# Dataset content
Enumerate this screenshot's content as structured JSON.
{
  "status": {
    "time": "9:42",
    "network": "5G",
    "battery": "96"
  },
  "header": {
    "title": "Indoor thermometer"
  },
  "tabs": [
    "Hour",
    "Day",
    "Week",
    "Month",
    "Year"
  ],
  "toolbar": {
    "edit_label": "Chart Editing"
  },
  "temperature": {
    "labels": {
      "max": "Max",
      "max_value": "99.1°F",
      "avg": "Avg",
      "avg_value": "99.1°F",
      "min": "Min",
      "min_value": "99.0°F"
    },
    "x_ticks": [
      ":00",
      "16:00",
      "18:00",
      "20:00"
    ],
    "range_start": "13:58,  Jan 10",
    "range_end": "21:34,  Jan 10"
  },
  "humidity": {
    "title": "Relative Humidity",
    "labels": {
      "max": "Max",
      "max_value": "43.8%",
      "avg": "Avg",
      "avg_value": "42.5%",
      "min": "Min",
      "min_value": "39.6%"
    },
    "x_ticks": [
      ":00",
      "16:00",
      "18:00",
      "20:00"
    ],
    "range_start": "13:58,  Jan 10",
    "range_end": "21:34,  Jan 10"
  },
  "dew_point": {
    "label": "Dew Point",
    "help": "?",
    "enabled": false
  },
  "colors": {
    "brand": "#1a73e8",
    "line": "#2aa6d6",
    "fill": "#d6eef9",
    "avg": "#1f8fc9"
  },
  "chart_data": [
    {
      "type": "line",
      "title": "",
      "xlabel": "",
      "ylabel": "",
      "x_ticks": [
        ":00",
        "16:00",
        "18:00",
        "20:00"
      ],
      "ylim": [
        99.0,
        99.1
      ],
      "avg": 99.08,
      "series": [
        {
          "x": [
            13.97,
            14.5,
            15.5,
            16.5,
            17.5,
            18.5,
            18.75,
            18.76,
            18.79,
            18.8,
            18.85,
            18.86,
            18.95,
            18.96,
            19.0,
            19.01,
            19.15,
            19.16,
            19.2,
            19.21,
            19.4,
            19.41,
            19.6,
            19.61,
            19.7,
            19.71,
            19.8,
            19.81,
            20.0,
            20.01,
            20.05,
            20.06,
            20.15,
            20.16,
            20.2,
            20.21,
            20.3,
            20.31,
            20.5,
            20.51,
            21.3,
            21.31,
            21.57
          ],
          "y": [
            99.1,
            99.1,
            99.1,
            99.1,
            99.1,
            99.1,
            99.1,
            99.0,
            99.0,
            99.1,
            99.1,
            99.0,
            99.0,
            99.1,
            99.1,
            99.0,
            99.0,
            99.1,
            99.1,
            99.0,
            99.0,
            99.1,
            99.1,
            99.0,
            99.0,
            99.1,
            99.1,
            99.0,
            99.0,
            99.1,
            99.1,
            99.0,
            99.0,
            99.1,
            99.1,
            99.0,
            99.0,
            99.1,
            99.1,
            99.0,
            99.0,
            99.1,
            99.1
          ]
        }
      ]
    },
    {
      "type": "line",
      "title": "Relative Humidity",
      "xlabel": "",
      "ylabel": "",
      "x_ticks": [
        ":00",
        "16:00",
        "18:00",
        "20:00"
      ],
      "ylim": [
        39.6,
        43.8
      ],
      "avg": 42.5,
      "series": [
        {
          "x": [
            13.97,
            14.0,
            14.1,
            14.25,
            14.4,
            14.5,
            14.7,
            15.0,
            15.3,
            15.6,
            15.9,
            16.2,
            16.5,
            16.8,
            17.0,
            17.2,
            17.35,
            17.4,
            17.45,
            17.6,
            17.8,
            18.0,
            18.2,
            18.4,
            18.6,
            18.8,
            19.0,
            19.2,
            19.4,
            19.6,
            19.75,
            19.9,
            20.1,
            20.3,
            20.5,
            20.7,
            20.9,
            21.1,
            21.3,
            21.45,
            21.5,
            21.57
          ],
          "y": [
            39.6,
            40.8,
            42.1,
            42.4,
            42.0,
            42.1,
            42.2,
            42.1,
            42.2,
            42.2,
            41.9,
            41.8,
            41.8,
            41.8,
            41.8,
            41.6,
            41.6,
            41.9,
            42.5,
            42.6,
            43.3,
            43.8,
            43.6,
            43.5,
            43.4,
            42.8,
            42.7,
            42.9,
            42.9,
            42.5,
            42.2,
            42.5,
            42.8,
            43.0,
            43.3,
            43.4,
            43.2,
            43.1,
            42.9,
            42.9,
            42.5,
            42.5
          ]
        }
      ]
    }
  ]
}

# Exercise instructions
Copy out the material word for word and line for line.

# Solution for this exercise
Enumerate this screenshot's content as structured JSON.
{
  "status": {
    "time": "9:42",
    "network": "5G",
    "battery": "96"
  },
  "header": {
    "title": "Indoor thermometer"
  },
  "tabs": [
    "Hour",
    "Day",
    "Week",
    "Month",
    "Year"
  ],
  "toolbar": {
    "edit_label": "Chart Editing"
  },
  "temperature": {
    "labels": {
      "max": "Max",
      "max_value": "99.1°F",
      "avg": "Avg",
      "avg_value": "99.1°F",
      "min": "Min",
      "min_value": "99.0°F"
    },
    "x_ticks": [
      ":00",
      "16:00",
      "18:00",
      "20:00"
    ],
    "range_start": "13:58,  Jan 10",
    "range_end": "21:34,  Jan 10"
  },
  "humidity": {
    "title": "Relative Humidity",
    "labels": {
      "max": "Max",
      "max_value": "43.8%",
      "avg": "Avg",
      "avg_value": "42.5%",
      "min": "Min",
      "min_value": "39.6%"
    },
    "x_ticks": [
      ":00",
      "16:00",
      "18:00",
      "20:00"
    ],
    "range_start": "13:58,  Jan 10",
    "range_end": "21:34,  Jan 10"
  },
  "dew_point": {
    "label": "Dew Point",
    "help": "?",
    "enabled": false
  },
  "colors": {
    "brand": "#1a73e8",
    "line": "#2aa6d6",
    "fill": "#d6eef9",
    "avg": "#1f8fc9"
  },
  "chart_data": [
    {
      "type": "line",
      "title": "",
      "xlabel": "",
      "ylabel": "",
      "x_ticks": [
        ":00",
        "16:00",
        "18:00",
        "20:00"
      ],
      "ylim": [
        99.0,
        99.1
      ],
      "avg": 99.08,
      "series": [
        {
          "x": [
            13.97,
            14.5,
            15.5,
            16.5,
            17.5,
            18.5,
            18.75,
            18.76,
            18.79,
            18.8,
            18.85,
            18.86,
            18.95,
            18.96,
            19.0,
            19.01,
            19.15,
            19.16,
            19.2,
            19.21,
            19.4,
            19.41,
            19.6,
            19.61,
            19.7,
            19.71,
            19.8,
            19.81,
            20.0,
            20.01,
            20.05,
            20.06,
            20.15,
            20.16,
            20.2,
            20.21,
            20.3,
            20.31,
            20.5,
            20.51,
            21.3,
            21.31,
            21.57
          ],
          "y": [
            99.1,
            99.1,
            99.1,
            99.1,
            99.1,
            99.1,
            99.1,
            99.0,
            99.0,
            99.1,
            99.1,
            99.0,
            99.0,
            99.1,
            99.1,
            99.0,
            99.0,
            99.1,
            99.1,
            99.0,
            99.0,
            99.1,
            99.1,
            99.0,
            99.0,
            99.1,
            99.1,
            99.0,
            99.0,
            99.1,
            99.1,
            99.0,
            99.0,
            99.1,
            99.1,
            99.0,
            99.0,
            99.1,
            99.1,
            99.0,
            99.0,
            99.1,
            99.1
          ]
        }
      ]
    },
    {
      "type": "line",
      "title": "Relative Humidity",
      "xlabel": "",
      "ylabel": "",
      "x_ticks": [
        ":00",
        "16:00",
        "18:00",
        "20:00"
      ],
      "ylim": [
        39.6,
        43.8
      ],
      "avg": 42.5,
      "series": [
        {
          "x": [
            13.97,
            14.0,
            14.1,
            14.25,
            14.4,
            14.5,
            14.7,
            15.0,
            15.3,
            15.6,
            15.9,
            16.2,
            16.5,
            16.8,
            17.0,
            17.2,
            17.35,
            17.4,
            17.45,
            17.6,
            17.8,
            18.0,
            18.2,
            18.4,
            18.6,
            18.8,
            19.0,
            19.2,
            19.4,
            19.6,
            19.75,
            19.9,
            20.1,
            20.3,
            20.5,
            20.7,
            20.9,
            21.1,
            21.3,
            21.45,
            21.5,
            21.57
          ],
          "y": [
            39.6,
            40.8,
            42.1,
            42.4,
            42.0,
            42.1,
            42.2,
            42.1,
            42.2,
            42.2,
            41.9,
            41.8,
            41.8,
            41.8,
            41.8,
            41.6,
            41.6,
            41.9,
            42.5,
            42.6,
            43.3,
            43.8,
            43.6,
            43.5,
            43.4,
            42.8,
            42.7,
            42.9,
            42.9,
            42.5,
            42.2,
            42.5,
            42.8,
            43.0,
            43.3,
            43.4,
            43.2,
            43.1,
            42.9,
            42.9,
            42.5,
            42.5
          ]
        }
      ]
    }
  ]
}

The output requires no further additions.